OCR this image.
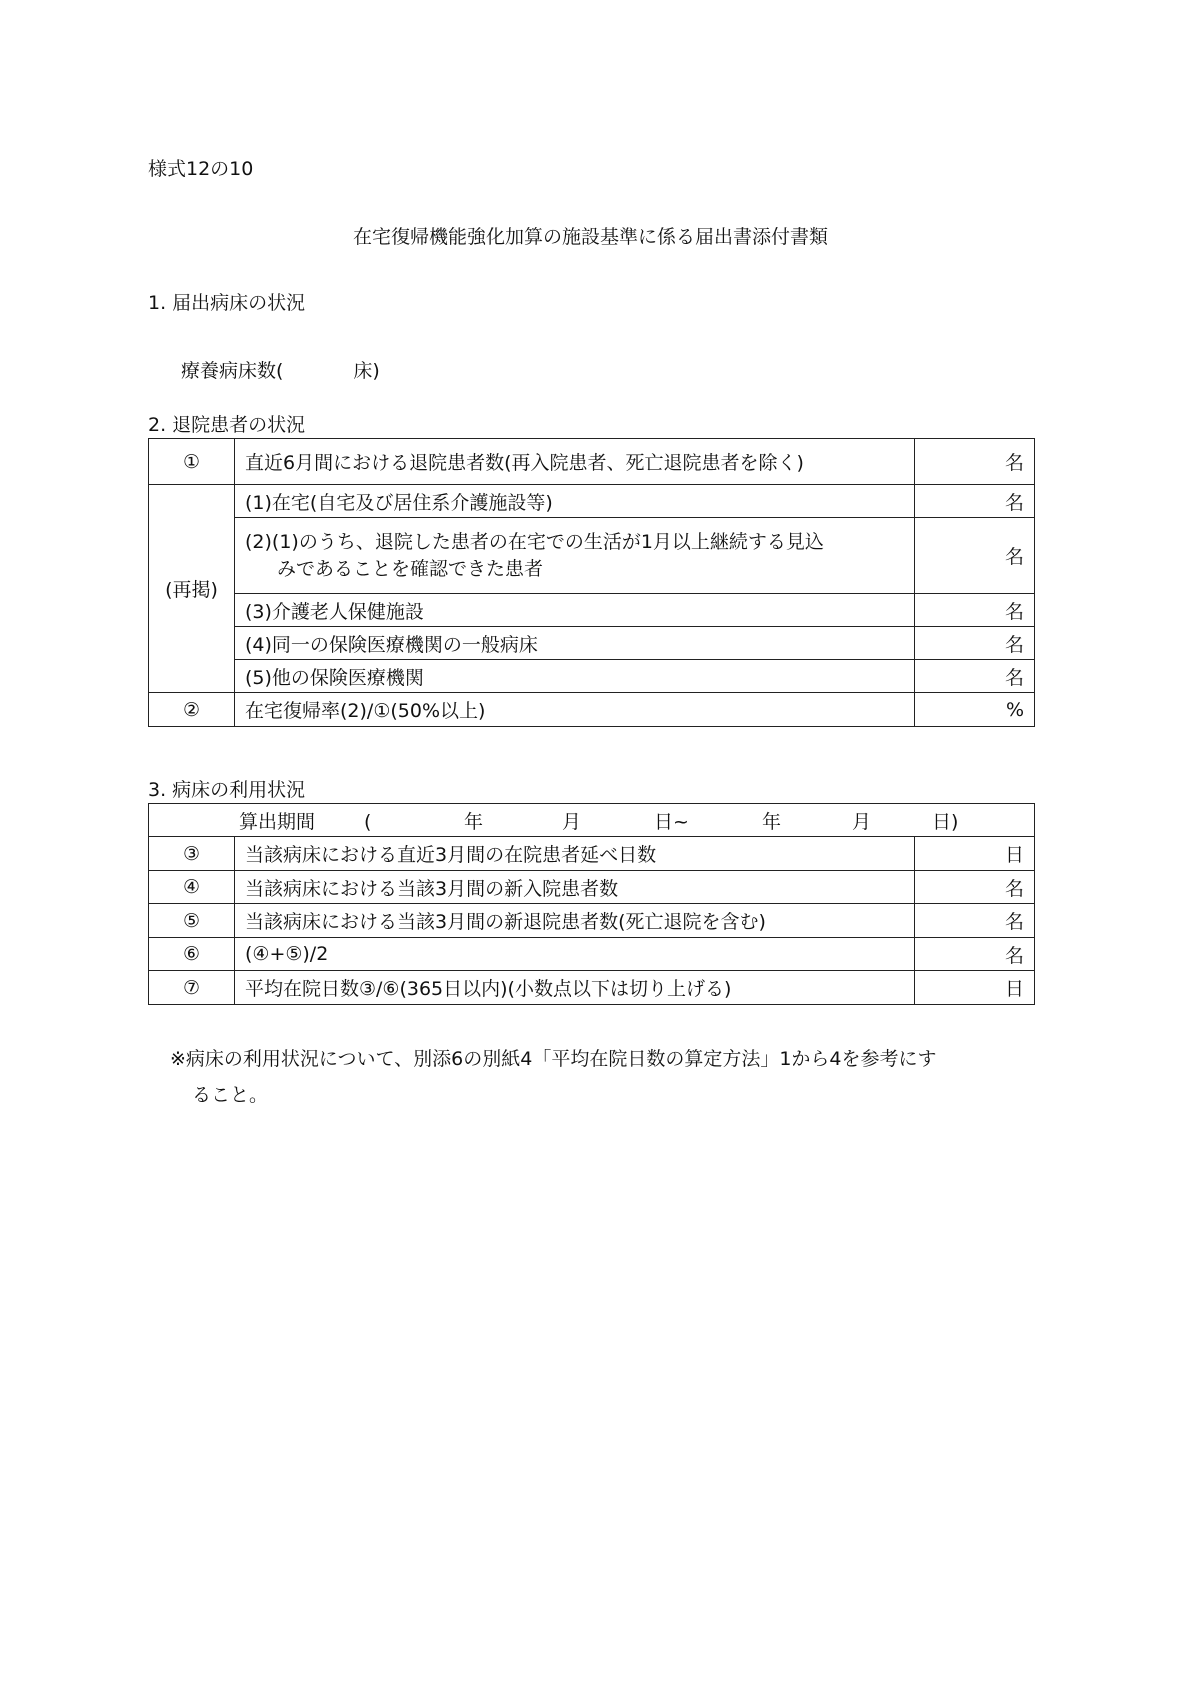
様式12の10
在宅復帰機能強化加算の施設基準に係る届出書添付書類
1. 届出病床の状況
療養病床数(	床)
2. 退院患者の状況
①	直近6月間における退院患者数(再入院患者、死亡退院患者を除く)	名
(再掲)	(1)在宅(自宅及び居住系介護施設等)	名
	(2)(1)のうち、退院した患者の在宅での生活が1月以上継続する見込
みであることを確認できた患者	名
	(3)介護老人保健施設	名
	(4)同一の保険医療機関の一般病床	名
	(5)他の保険医療機関	名
②	在宅復帰率(2)/①(50%以上)	%
3. 病床の利用状況
算出期間 ( 年 月 日~ 年 月 日)		
③	当該病床における直近3月間の在院患者延べ日数	日
④	当該病床における当該3月間の新入院患者数	名
⑤	当該病床における当該3月間の新退院患者数(死亡退院を含む)	名
⑥	(④+⑤)/2	名
⑦	平均在院日数③/⑥(365日以内)(小数点以下は切り上げる)	日
※病床の利用状況について、別添6の別紙4「平均在院日数の算定方法」1から4を参考にす
ること。
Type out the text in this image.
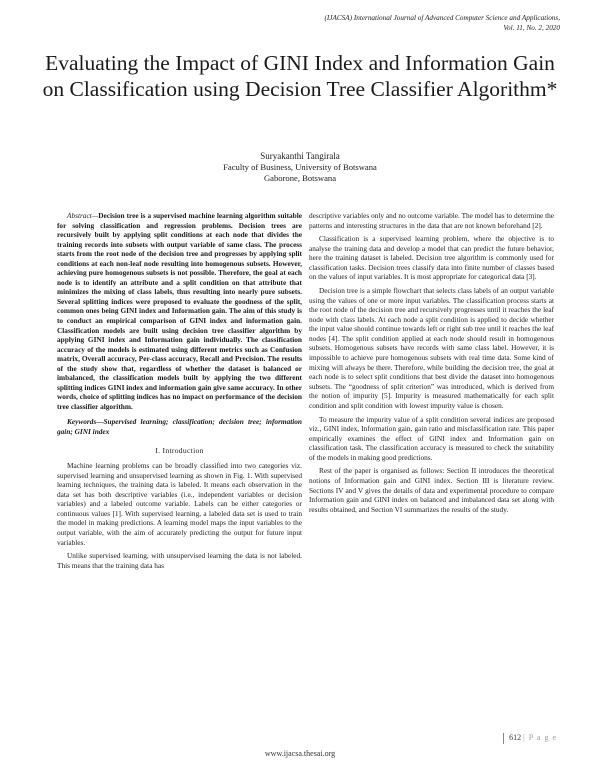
(IJACSA) International Journal of Advanced Computer Science and Applications,
Vol. 11, No. 2, 2020
Evaluating the Impact of GINI Index and Information Gain on Classification using Decision Tree Classifier Algorithm*
Suryakanthi Tangirala
Faculty of Business, University of Botswana
Gaborone, Botswana

Abstract—Decision tree is a supervised machine learning algorithm suitable for solving classification and regression problems. Decision trees are recursively built by applying split conditions at each node that divides the training records into subsets with output variable of same class. The process starts from the root node of the decision tree and progresses by applying split conditions at each non-leaf node resulting into homogenous subsets. However, achieving pure homogenous subsets is not possible. Therefore, the goal at each node is to identify an attribute and a split condition on that attribute that minimizes the mixing of class labels, thus resulting into nearly pure subsets. Several splitting indices were proposed to evaluate the goodness of the split, common ones being GINI index and Information gain. The aim of this study is to conduct an empirical comparison of GINI index and information gain. Classification models are built using decision tree classifier algorithm by applying GINI index and Information gain individually. The classification accuracy of the models is estimated using different metrics such as Confusion matrix, Overall accuracy, Per-class accuracy, Recall and Precision. The results of the study show that, regardless of whether the dataset is balanced or imbalanced, the classification models built by applying the two different splitting indices GINI index and information gain give same accuracy. In other words, choice of splitting indices has no impact on performance of the decision tree classifier algorithm.

Keywords—Supervised learning; classification; decision tree; information gain; GINI index

I. Introduction

Machine learning problems can be broadly classified into two categories viz. supervised learning and unsupervised learning as shown in Fig. 1. With supervised learning techniques, the training data is labeled. It means each observation in the data set has both descriptive variables (i.e., independent variables or decision variables) and a labeled outcome variable. Labels can be either categories or continuous values [1]. With supervised learning, a labeled data set is used to train the model in making predictions. A learning model maps the input variables to the output variable, with the aim of accurately predicting the output for future input variables.

Unlike supervised learning, with unsupervised learning the data is not labeled. This means that the training data has

descriptive variables only and no outcome variable. The model has to determine the patterns and interesting structures in the data that are not known beforehand [2].

Classification is a supervised learning problem, where the objective is to analyse the training data and develop a model that can predict the future behavior, here the training dataset is labeled. Decision tree algorithm is commonly used for classification tasks. Decision trees classify data into finite number of classes based on the values of input variables. It is most appropriate for categorical data [3].

Decision tree is a simple flowchart that selects class labels of an output variable using the values of one or more input variables. The classification process starts at the root node of the decision tree and recursively progresses until it reaches the leaf node with class labels. At each node a split condition is applied to decide whether the input value should continue towards left or right sub tree until it reaches the leaf nodes [4]. The split condition applied at each node should result in homogenous subsets. Homogenous subsets have records with same class label. However, it is impossible to achieve pure homogenous subsets with real time data. Some kind of mixing will always be there. Therefore, while building the decision tree, the goal at each node is to select split conditions that best divide the dataset into homogenous subsets. The “goodness of split criterion” was introduced, which is derived from the notion of impurity [5]. Impurity is measured mathematically for each split condition and split condition with lowest impurity value is chosen.

To measure the impurity value of a split condition several indices are proposed viz., GINI index, Information gain, gain ratio and misclassification rate. This paper empirically examines the effect of GINI index and Information gain on classification task. The classification accuracy is measured to check the suitability of the models in making good predictions.

Rest of the paper is organised as follows: Section II introduces the theoretical notions of Information gain and GINI index. Section III is literature review. Sections IV and V gives the details of data and experimental procedure to compare Information gain and GINI index on balanced and imbalanced data set along with results obtained, and Section VI summarizes the results of the study.

612 | P a g e
www.ijacsa.thesai.org
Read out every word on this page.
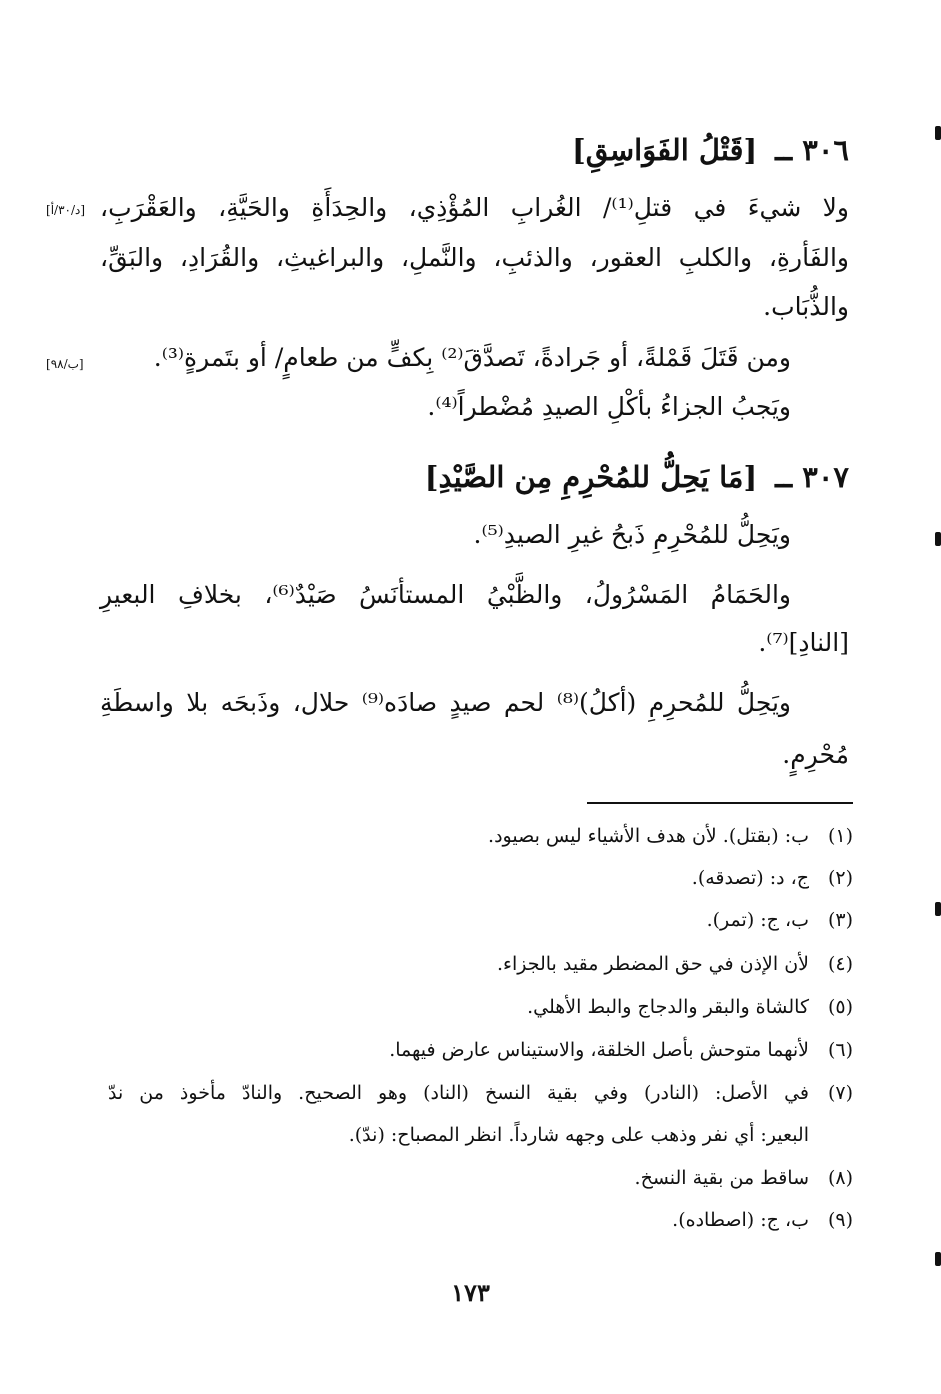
٣٠٦ ــ[قَتْلُ الفَوَاسِقِ]
ولا شيءَ في قتلِ⁽¹⁾/ الغُرابِ المُؤْذِي، والحِدَأَةِ والحَيَّةِ، والعَقْرَبِ،
[د/٣٠/أ]
والفَأرةِ، والكلبِ العقور، والذئبِ، والنَّملِ، والبراغيثِ، والقُرَادِ، والبَقِّ،
والذُّبَاب.
ومن قَتَلَ قَمْلةً، أو جَرادةً، تَصدَّقَ⁽²⁾ بِكفٍّ من طعامٍ/ أو بتَمرةٍ⁽³⁾.
[ب/٩٨]
ويَجبُ الجزاءُ بأكْلِ الصيدِ مُضْطراً⁽⁴⁾.
٣٠٧ ــ[مَا يَحِلُّ للمُحْرِمِ مِن الصَّيْدِ]
ويَحِلُّ للمُحْرِمِ ذَبحُ غيرِ الصيدِ⁽⁵⁾.
والحَمَامُ المَسْرُولُ، والظَّبْيُ المستأنَسُ صَيْدٌ⁽⁶⁾، بخلافِ البعيرِ
[النادِ]⁽⁷⁾.
ويَحِلُّ للمُحرِمِ (أكلُ)⁽⁸⁾ لحم صيدٍ صادَه⁽⁹⁾ حلال، وذَبحَه بلا واسطَةِ
مُحْرِمٍ.
(١)ب: (بقتل). لأن هدف الأشياء ليس بصيود.
(٢)ج، د: (تصدقه).
(٣)ب، ج: (تمر).
(٤)لأن الإذن في حق المضطر مقيد بالجزاء.
(٥)كالشاة والبقر والدجاج والبط الأهلي.
(٦)لأنهما متوحش بأصل الخلقة، والاستيناس عارض فيهما.
(٧)في الأصل: (النادر) وفي بقية النسخ (الناد) وهو الصحيح. والنادّ مأخوذ من ندّ
البعير: أي نفر وذهب على وجهه شارداً. انظر المصباح: (ندّ).
(٨)ساقط من بقية النسخ.
(٩)ب، ج: (اصطاده).
١٧٣
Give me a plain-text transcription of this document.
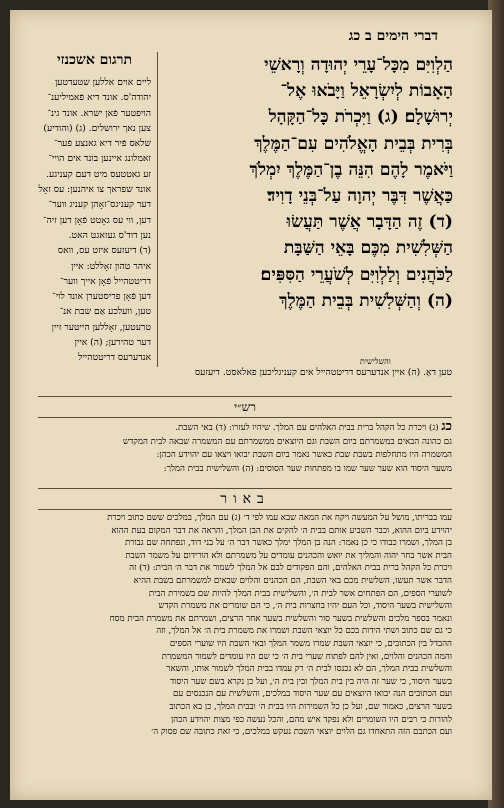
דברי הימים ב כג
תרגום אשכנזי
ליים אוים אללען שטעדטען
יהודה'ס. אונד דיא פֿאמיליענ־
הויפטער פֿאן ישרא. אונד גינ־
צען נאך ירושלים. (ג) (והודיע)
שלאס פֿיר דיא גאנצע פֿער־
זאמלונג איינען בונד אים הויי־
זע גאטטעס מיט דעם קעניגע.
אונד שפראך צו איהנען: עס זאָל
דער קעניגס־זאָהן קעניג ווער־
דען, ווי עס גאָטט פֿאָן דען זיה־
נען דוד'ס געזאגט האט.
(ד) דיעזעס איזט עס, וואס
איהר טהון זאָללט: איין
דריטטהייל פֿאָן אייך ווער־
דען פֿאָן פריסטערן אונד לוי־
טען, וועלכע אַם שבת אנ־
טרעטען, זאָללען הייטער זיין
דער טהירען; (ה) איין
אנדערעס דריטטהייל
הַלְוִיִּם מִכָּל־עָרֵי יְהוּדָה וְרָאשֵׁי
הָאָבוֹת לְיִשְׂרָאֵל וַיָּבֹאוּ אֶל־
יְרוּשָׁלָם׃ (ג) וַיִּכְרֹת כָּל־הַקָּהָל
בְּרִית בְּבֵית הָאֱלֹהִים עִם־הַמֶּלֶךְ
וַיֹּאמֶר לָהֶם הִנֵּה בֶן־הַמֶּלֶךְ יִמְלֹךְ
כַּאֲשֶׁר דִּבֶּר יְהוָה עַל־בְּנֵי דָוִיד׃
(ד) זֶה הַדָּבָר אֲשֶׁר תַּעֲשׂוּ
הַשְּׁלִשִׁית מִכֶּם בָּאֵי הַשַּׁבָּת
לַכֹּהֲנִים וְלַלְוִיִּם לְשֹׁעֲרֵי הַסִּפִּים׃
(ה) וְהַשְּׁלִשִׁית בְּבֵית הַמֶּלֶךְ
והשלישית
טען דאָ. (ה) איין אנדערעס דריטטהייל אים קעניגליכען פאלאסט. דיעזעס
רש״י
כג (ג) ויכרת כל הקהל ברית בבית האלהים עם המלך. שיהיו לעזרו: (ד) באי השבת.
גם כהונה הבאים במשמרתם ביום השבת וגם היוצאים ממשמרתם עם המשמרה שבאה לבית המקדש
המשמרה היו מתחלפות בשבת שבת כאשר נאמר ביום השבת יבואו ויצאו עם יהוידע הכהן:
משער היסוד הוא שער שער שמו בו מפתחות שער הסוסים: (ה) והשלישית בבית המלך:
באור
עמו בבריתו, מושל על המעשה ויקח את המאה שבא עמו לפי ד׳ (ג) עם המלך, במלכים ששם כתוב ויכרת
יהוידע ביום ההוא, וכבר השביע אותם בבית ה׳ להקים את הבן המלך, והראה את דבר המקום בעת ההוא
בן המלך, ושמרו כבודו כי כן נאמר: הנה בן המלך ימלך כאשר דבר ה׳ על בני דוד, ונפתחה שם גבורת
הבית אשר בחר יהוה והמליך את יואש והכהנים עומדים על משמרתם ולא הורידום על משמר השבת
ויכרת כל הקהל ברית בבית האלהים, והם הפקודים לבם אל המלך לשמור את דבר ה׳ הבית: (ד) זה
הדבר אשר תעשו, השלשית מכם באי השבת, הם הכהנים והלוים שבאים למשמרתם בשבת ההיא
לשוערי הספים, הם הפתחים אשר לבית ה׳, והשלישית בבית המלך להיות שם בשמירת הבית
והשלישית בשער היסוד, וכל העם יהיו בחצרות בית ה׳, כי הם שומרים את משמרת הקדש
ונאמר בספר מלכים והשלשית בשער סור והשלשית בשער אחר הרצים, ושמרתם את משמרת הבית מסח
כי גם שם כתוב ושתי הידות בכם כל יוצאי השבת ושמרו את משמרת בית ה׳ אל המלך, וזה
ההבדל בין הכתובים, כי יוצאי השבת שמרו משמר המלך ובאי השבת היו שוערי הספים
והמה הכהנים והלוים, ואין להם לפתוח שערי בית ה׳ כי שם היו עומדים לשמור המשמרת
והשלשית בבית המלך, הם לא נכנסו לבית ה׳ רק עמדו בבית המלך לשמור אותו, והשאר
בשער היסוד, כי שער זה היה בין בית המלך ובין בית ה׳, ועל כן נקרא בשם שער היסוד
ועם הכתובים הנה יבואו היוצאים עם שער היסוד במלכים, והשלשית עם הנכנסים עם
בשער הרצים, כאמור שם, ועל כן כל השמירות היו בבית ה׳ ובבית המלך, כן בא הכתוב
להורות כי רבים היו השומרים ולא נפקד איש מהם, והכל נעשה כפי מצות יהוידע הכהן
ועם הכתבם הזה התאחדו גם הלוים יוצאי השבת נעקש במלכים, כי זאת כתובה שם פסוק ה׳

----------

> Task prompt: Of the lines above, how many include the word "השבת"? Reply with the number only.

> Solution to this task: 8